Challenge →
Where the word "data" occurs in a line, return that line.

Source material →

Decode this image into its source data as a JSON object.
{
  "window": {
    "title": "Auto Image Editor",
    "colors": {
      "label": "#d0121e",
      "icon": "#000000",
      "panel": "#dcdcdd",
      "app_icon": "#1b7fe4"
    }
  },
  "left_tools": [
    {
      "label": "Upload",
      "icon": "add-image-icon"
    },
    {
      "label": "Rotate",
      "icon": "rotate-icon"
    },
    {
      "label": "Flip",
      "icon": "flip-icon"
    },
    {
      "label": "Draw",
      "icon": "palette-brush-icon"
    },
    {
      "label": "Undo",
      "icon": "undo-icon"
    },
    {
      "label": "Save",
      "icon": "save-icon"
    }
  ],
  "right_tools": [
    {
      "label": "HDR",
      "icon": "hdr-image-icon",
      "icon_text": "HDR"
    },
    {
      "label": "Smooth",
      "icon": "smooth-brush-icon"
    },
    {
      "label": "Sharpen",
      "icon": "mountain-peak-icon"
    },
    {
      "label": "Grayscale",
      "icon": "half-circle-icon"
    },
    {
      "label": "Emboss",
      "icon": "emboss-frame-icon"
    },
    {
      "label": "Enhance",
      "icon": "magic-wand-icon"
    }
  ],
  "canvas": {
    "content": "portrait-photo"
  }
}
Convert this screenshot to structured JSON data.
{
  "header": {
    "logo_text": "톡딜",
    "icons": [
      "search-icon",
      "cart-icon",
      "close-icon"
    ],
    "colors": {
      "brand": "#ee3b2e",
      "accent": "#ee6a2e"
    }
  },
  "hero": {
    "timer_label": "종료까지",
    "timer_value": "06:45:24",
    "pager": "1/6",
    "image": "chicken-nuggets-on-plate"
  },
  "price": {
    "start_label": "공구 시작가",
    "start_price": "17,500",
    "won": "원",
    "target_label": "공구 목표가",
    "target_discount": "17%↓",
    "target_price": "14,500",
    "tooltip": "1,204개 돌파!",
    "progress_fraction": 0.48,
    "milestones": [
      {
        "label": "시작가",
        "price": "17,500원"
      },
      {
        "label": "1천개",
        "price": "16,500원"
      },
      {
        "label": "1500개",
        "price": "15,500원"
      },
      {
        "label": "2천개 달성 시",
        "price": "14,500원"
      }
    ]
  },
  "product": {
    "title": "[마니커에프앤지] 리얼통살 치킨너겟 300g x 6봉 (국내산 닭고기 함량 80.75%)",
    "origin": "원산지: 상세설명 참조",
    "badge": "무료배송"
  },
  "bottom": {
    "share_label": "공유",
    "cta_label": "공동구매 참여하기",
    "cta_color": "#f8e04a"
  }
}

Completed exercise →
Decode this image into its source data as a JSON object.
Convert this screenshot to structured JSON data.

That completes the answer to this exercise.